--- Trecho selecionado ---

E o que faz Sarney para se adaptar melhor ao governo Lula do que aos anteriores? Ele acaba de indicar o Lobão, no governo do partido que lhe fez oposição ferrenha.
Você vê que é uma coisa curiosa. No governo Fernando Henrique, ele não tinha o poder que tem no governo Lula. Curioso isso. Agora, eu acho que isso aí é uma questão de estratégia local. Ele percebeu que pra manter o poder em 2002, era preciso dar uma guinada nas alianças nacionais. Daí a busca, já na campanha presidencial de 2002, de se aproximar da candidatura do Lula. Evidentemente, só foi possível fazer essa aproximação porque já havia uma simpatia do Lula para com o Sarney. Ou seja, ele precisava buscar apoios tradicionais pra eliminar aquelas barreiras em relação a sua figura. Aí ele fez a ponte com José de Alencar para vice, fez com Sarney e outros líderes locais.

Mas o caso de Sarney é o mais representativo, pela importância histórica que o Sarney tem. Ele precisava estabelecer outras alianças no plano nacional. E sabia que a candidatura Lula no Maranhão era forte, por causa da representação simbólica de Lula em 2002. Nesse conjunto de interesses recíprocos, Lula-Sarney, Sarney-Lula, é que ele estabeleceu essa sólida aliança que o Lula faz questão de ressaltar a todo momento - com a presença de Sarney, inclusive, na campanha de 2006, abandonando o Jackson Lago (PDT-MA)...

Um aliado do PT e de Lula.
Lula apoiou a Roseana, fazendo questão de ir durante a campanha presidencial ao Maranhão. E fez questão de se penitenciar, quando inaugurou a ferrovia Norte-Sul, das críticas que fez à ferrovia, dizendo que quem estava certo era o Sarney...

---

| Tarefa escrita 1 |
Copie do texto sobre Sarney e Lula o trecho de "Um aliado do" até "era o Sarney...".
| Tarefa escrita 2 |
Escreva a parte seguinte do texto sobre a aliança entre Sarney e Lula, começando logo após a última frase.

--- Dados registrados ---

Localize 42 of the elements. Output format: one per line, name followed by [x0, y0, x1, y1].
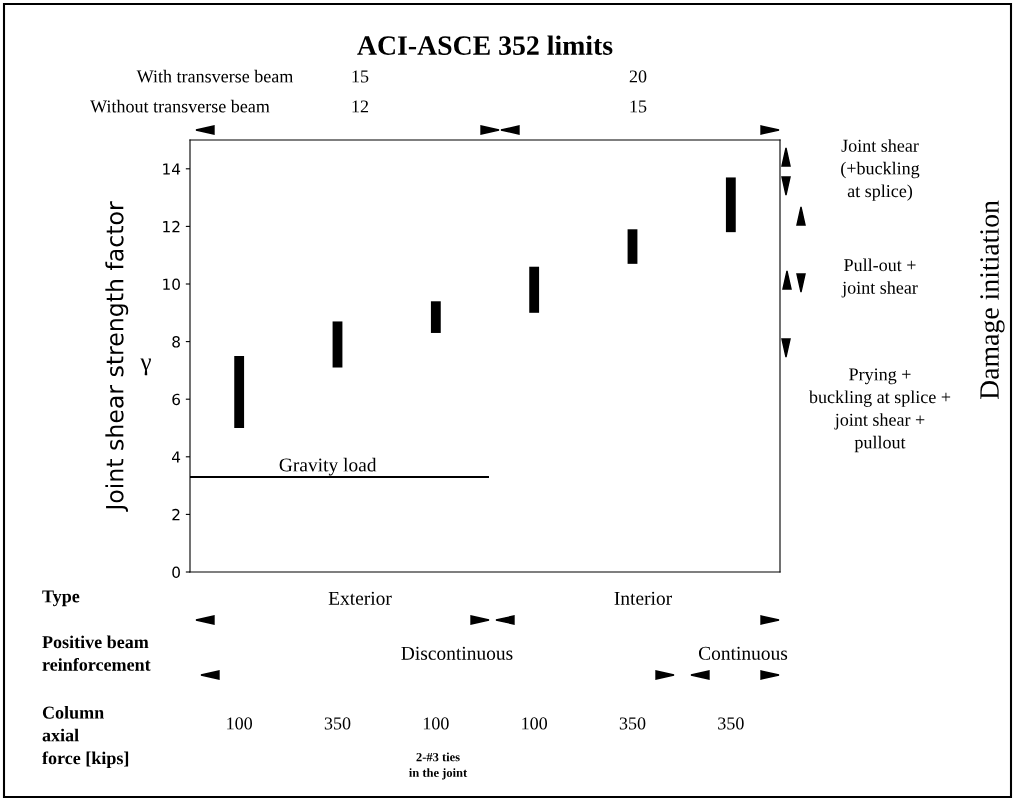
text: 12 [352, 100, 369, 113]
text: γ [140, 358, 151, 376]
text: With transverse beam [136, 69, 294, 83]
bar [430, 301, 441, 333]
y-tick-label: 8 [172, 336, 180, 348]
text: Prying + buckling at splice + joint shear + pullout [808, 368, 951, 453]
text: 15 [352, 70, 369, 83]
text: 100 [227, 717, 253, 730]
text: Without transverse beam [90, 99, 270, 113]
text: Positive beam reinforcement [42, 635, 151, 671]
text: Continuous [698, 646, 788, 660]
text: Interior [614, 591, 672, 605]
text: Joint shear (+buckling at splice) [841, 139, 920, 201]
bar [627, 229, 638, 264]
text: Column axial force [kips] [42, 706, 129, 768]
text: Damage initiation [980, 200, 1005, 400]
y-tick-label: 12 [163, 220, 180, 233]
ref-line-label: Gravity load [279, 457, 377, 476]
text: 15 [630, 100, 647, 113]
bar [725, 177, 736, 233]
text: 20 [629, 70, 647, 83]
y-tick-label: 6 [172, 393, 181, 406]
text: 2-#3 ties in the joint [409, 752, 468, 780]
text: Discontinuous [401, 646, 513, 660]
text: 100 [522, 717, 548, 730]
y-tick-label: 14 [163, 163, 181, 175]
y-tick-label: 4 [172, 451, 181, 463]
chart-title: ACI-ASCE 352 limits [357, 35, 613, 55]
bar [332, 321, 343, 368]
text: 350 [718, 717, 744, 730]
text: 350 [324, 717, 351, 730]
text: 100 [423, 717, 449, 730]
text: Type [42, 590, 80, 607]
bar [529, 266, 540, 313]
text: Exterior [328, 591, 392, 605]
y-tick-label: 2 [172, 508, 180, 521]
y-tick-label: 0 [172, 566, 180, 579]
text: Pull-out + joint shear [841, 258, 918, 298]
text: 350 [619, 717, 646, 730]
y-axis-title: Joint shear strength factor [105, 201, 129, 512]
y-tick-label: 10 [163, 278, 180, 291]
bar [234, 356, 245, 428]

---

| Resultado 1 |
Um aliado do PT e de Lula.
Lula apoiou a Roseana, fazendo questão de ir durante a campanha presidencial ao Maranhão. E fez questão de se penitenciar, quando inaugurou a ferrovia Norte-Sul, das críticas que fez à ferrovia, dizendo que quem estava certo era o Sarney...

| Resultado 2 |
Houve denúncias de licitações viciadas, feitas pelo jornalista Jânio de Freitas, em 1987.
Perfeito, o Jânio de Freitas fez com antecedência. Quer dizer, como se não soubéssemos de tudo aquilo. O Lula sempre jogou muito pesado nesse tipo de aliança, apostando que, com o Sarney, ele abriria a relação com o empresariado mais conservador. Teve que ceder uma fatia do poder federal pro Sarney. Inicialmente, até foi na parte de verbas, mas depois foi cedendo a Eletrobrás, parte do setor elétrico... Parece que o Sarney tem uma vocação pro setor elétrico. Ele sabe, no máximo, como nós, acender e apagar o interruptor (risos) Mas ele tem um naco importante e foi ampliando sua influência, especialmente nas agências que atuavam na área do governo federal, e dando apoio no Congresso. Só que ele vende um apoio maior do que ele tem. Me lembra um pouco o Evo Morales: vende o gado, mas não tem o gado. Ele vende uma influência que é muito superior à que tem no Congresso.

Menor com a perda do governo do Maranhão?
E perdeu o governo do Estado em 2006. Agora, sua filha é líder do governo no Congresso Nacional. Eu até brinco: não consegui em 2007 ver, mas em 2008 meu sonho de consumo político é vê-la falar no plenário ou num debate. Até hoje, nunca vi - e assisto a TV Senado. Eu nunca a vi participar de um debate político!

Uma característica do pai, não?
Isso, isso. É interessante porque a filha, como maior herdeira, não participa dos debates, dos embates. Busca fazer articulação nos bastidores. E vende pra elite política que é uma grande articuladora de bastidores, o que não é verdade, basta ver a derrota do governo na votação da CPMF no Senado. Mas vende muito essa idéia. O presidente Lula, não só ele, outros presidentes também tiveram dificuldade de trabalhar com os coronéis no Congresso, teme sempre o enfrentamento com o coronel. Como se enfrentar o coronel seria colocar em risco a governabilidade.

Mesmo com um partido como o PMDB, em retalhos?
Você pode enfrentar e contemplar outro setor do partido. Porque, afinal, o PMDB é uma federação de caciques, né? E o Sarney tem influência relativa sobre o partido. Porque há vários setores do partido que não se dão bem com Sarney. Várias seções estaduais têm verdadeira ojeriza a Sarney. Então, ele consegue vender, se relacionar bem, tem essa forte presença nacional de décadas. Sarney é hoje o cacique mais exitoso da política brasileira, em termos de longevidade.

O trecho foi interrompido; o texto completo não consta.